• **Short exercise**
Reproduce every record below exactly as it appears.

• **Given data**
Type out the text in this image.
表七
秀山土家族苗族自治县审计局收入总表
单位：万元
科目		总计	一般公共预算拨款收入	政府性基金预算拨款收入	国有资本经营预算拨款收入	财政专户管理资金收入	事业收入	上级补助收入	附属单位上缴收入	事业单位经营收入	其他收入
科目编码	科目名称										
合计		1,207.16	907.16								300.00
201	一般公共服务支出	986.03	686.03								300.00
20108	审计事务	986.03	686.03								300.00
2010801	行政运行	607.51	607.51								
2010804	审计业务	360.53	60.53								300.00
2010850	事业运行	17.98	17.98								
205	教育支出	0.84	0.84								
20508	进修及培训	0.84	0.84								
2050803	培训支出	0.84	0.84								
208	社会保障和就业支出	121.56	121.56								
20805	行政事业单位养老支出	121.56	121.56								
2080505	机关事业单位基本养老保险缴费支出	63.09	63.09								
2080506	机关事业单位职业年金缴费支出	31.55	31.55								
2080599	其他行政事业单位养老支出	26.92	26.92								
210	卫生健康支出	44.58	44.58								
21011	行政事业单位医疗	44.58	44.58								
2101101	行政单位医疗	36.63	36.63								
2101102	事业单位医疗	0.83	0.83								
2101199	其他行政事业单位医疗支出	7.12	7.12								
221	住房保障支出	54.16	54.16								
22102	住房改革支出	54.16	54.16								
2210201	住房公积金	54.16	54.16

• **Result of this task**
Type out the text in this image.
表七
秀山土家族苗族自治县审计局收入总表
单位：万元
科目		总计	一般公共预算拨款收入	政府性基金预算拨款收入	国有资本经营预算拨款收入	财政专户管理资金收入	事业收入	上级补助收入	附属单位上缴收入	事业单位经营收入	其他收入
科目编码	科目名称										
合计		1,207.16	907.16								300.00
201	一般公共服务支出	986.03	686.03								300.00
20108	审计事务	986.03	686.03								300.00
2010801	行政运行	607.51	607.51								
2010804	审计业务	360.53	60.53								300.00
2010850	事业运行	17.98	17.98								
205	教育支出	0.84	0.84								
20508	进修及培训	0.84	0.84								
2050803	培训支出	0.84	0.84								
208	社会保障和就业支出	121.56	121.56								
20805	行政事业单位养老支出	121.56	121.56								
2080505	机关事业单位基本养老保险缴费支出	63.09	63.09								
2080506	机关事业单位职业年金缴费支出	31.55	31.55								
2080599	其他行政事业单位养老支出	26.92	26.92								
210	卫生健康支出	44.58	44.58								
21011	行政事业单位医疗	44.58	44.58								
2101101	行政单位医疗	36.63	36.63								
2101102	事业单位医疗	0.83	0.83								
2101199	其他行政事业单位医疗支出	7.12	7.12								
221	住房保障支出	54.16	54.16								
22102	住房改革支出	54.16	54.16								
2210201	住房公积金	54.16	54.16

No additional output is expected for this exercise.